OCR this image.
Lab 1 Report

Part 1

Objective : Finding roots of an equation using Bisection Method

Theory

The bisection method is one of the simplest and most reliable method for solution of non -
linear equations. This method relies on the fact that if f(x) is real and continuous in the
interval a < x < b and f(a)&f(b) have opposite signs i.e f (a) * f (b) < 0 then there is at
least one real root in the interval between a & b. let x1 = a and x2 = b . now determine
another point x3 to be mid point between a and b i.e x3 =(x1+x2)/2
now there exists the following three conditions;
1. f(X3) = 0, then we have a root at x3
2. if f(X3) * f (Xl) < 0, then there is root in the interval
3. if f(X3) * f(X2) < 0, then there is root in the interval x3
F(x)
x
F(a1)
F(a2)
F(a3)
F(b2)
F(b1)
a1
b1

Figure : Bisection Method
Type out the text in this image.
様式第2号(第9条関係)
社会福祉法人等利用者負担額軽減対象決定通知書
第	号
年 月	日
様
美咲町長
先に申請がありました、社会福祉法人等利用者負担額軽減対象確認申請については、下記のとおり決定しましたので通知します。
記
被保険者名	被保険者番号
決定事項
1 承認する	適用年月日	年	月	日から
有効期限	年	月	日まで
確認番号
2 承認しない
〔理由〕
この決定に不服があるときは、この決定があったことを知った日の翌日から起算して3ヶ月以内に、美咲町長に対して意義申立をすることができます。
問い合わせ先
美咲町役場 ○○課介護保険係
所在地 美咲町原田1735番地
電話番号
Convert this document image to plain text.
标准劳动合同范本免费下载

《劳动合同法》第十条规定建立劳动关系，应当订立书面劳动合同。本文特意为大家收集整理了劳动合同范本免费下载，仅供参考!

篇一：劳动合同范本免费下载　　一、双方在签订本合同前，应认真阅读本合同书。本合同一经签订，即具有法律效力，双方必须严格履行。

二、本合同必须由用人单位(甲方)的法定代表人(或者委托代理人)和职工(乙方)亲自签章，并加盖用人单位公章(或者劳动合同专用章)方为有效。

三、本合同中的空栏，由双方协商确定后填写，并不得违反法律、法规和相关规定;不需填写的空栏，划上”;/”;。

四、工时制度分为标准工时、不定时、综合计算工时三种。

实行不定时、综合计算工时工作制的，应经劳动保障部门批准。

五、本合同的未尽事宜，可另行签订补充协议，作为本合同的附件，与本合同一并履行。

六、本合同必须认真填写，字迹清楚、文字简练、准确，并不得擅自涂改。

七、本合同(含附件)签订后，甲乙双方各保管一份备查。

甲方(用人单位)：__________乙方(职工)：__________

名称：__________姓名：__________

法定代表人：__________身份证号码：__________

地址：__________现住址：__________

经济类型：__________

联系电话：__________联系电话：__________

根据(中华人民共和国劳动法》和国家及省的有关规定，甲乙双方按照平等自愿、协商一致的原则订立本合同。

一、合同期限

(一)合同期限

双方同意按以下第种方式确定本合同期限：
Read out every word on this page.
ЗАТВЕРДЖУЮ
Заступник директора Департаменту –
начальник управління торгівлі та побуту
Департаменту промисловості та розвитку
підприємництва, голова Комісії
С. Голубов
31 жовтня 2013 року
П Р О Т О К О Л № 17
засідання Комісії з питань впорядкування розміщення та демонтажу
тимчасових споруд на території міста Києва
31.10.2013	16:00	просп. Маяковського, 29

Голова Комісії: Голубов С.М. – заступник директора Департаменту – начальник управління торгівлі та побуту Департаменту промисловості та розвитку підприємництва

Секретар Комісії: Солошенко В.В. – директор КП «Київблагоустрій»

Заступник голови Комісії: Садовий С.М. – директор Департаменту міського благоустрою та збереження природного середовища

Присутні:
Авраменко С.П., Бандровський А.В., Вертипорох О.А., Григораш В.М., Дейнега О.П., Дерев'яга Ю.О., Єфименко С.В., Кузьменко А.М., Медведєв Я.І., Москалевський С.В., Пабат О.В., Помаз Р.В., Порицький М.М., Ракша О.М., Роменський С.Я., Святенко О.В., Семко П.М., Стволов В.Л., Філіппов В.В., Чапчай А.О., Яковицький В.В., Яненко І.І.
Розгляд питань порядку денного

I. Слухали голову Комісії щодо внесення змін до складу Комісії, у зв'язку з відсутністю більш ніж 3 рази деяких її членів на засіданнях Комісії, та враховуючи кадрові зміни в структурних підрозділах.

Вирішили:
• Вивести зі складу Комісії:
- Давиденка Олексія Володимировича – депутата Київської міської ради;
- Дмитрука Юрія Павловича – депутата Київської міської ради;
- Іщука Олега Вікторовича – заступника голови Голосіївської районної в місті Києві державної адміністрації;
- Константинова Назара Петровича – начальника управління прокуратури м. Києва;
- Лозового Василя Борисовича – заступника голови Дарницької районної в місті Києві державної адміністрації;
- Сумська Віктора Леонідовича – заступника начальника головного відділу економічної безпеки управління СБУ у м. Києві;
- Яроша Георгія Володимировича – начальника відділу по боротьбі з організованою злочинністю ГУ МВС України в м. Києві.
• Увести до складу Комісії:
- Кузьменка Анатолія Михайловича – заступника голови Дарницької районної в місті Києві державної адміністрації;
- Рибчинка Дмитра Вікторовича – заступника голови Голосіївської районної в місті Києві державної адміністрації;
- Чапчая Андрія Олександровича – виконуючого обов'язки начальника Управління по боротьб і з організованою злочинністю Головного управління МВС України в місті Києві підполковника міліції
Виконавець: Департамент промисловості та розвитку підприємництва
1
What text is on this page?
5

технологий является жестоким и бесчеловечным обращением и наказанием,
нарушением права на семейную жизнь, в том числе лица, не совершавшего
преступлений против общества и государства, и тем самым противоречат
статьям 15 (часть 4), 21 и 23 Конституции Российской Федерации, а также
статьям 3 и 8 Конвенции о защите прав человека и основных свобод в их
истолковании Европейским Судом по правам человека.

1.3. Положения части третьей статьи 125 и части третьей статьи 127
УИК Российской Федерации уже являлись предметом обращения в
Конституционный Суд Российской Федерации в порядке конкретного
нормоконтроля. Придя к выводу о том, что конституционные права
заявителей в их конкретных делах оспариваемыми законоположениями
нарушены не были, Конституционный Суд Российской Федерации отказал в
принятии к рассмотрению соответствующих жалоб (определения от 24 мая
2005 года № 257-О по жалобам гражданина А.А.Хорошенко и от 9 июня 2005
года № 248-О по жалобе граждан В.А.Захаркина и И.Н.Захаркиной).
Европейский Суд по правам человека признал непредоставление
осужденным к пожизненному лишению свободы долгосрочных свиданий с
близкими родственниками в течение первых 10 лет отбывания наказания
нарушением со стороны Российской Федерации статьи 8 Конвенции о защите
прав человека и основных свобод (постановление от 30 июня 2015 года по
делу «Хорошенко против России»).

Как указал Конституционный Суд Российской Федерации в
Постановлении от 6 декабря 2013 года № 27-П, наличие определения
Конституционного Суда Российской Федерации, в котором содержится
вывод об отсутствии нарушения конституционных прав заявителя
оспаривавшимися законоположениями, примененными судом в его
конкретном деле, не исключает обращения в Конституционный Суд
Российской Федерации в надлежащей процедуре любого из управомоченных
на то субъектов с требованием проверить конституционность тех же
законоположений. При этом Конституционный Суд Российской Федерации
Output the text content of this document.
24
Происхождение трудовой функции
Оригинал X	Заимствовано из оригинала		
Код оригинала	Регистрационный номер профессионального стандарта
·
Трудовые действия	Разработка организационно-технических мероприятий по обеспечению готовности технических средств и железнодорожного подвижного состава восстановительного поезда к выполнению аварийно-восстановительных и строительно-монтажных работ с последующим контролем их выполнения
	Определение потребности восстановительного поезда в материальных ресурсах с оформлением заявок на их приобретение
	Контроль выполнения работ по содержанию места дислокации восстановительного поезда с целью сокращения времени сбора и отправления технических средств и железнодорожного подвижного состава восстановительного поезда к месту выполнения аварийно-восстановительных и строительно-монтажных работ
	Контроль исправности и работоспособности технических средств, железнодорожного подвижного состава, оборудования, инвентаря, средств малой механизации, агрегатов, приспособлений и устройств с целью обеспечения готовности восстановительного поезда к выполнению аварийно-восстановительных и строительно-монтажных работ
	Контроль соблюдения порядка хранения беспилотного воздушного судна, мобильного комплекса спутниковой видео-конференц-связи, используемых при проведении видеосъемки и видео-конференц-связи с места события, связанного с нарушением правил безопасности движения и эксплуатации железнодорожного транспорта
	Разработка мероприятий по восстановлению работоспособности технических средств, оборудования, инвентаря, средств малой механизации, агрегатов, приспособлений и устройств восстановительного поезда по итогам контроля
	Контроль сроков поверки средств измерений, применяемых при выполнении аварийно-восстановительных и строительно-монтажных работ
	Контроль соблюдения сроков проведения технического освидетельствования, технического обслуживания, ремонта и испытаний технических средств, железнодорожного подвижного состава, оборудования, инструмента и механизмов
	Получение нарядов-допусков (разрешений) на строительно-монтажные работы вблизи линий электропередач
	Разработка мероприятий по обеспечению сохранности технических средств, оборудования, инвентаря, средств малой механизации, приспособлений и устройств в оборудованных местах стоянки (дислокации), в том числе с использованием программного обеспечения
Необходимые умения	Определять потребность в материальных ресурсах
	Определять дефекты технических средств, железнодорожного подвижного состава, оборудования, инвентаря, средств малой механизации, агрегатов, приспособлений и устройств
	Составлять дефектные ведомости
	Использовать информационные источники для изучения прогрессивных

--------

Give only the count of lines in which the string "статьям" appears.

SOLUTION FOR THIS EXERCISE — 2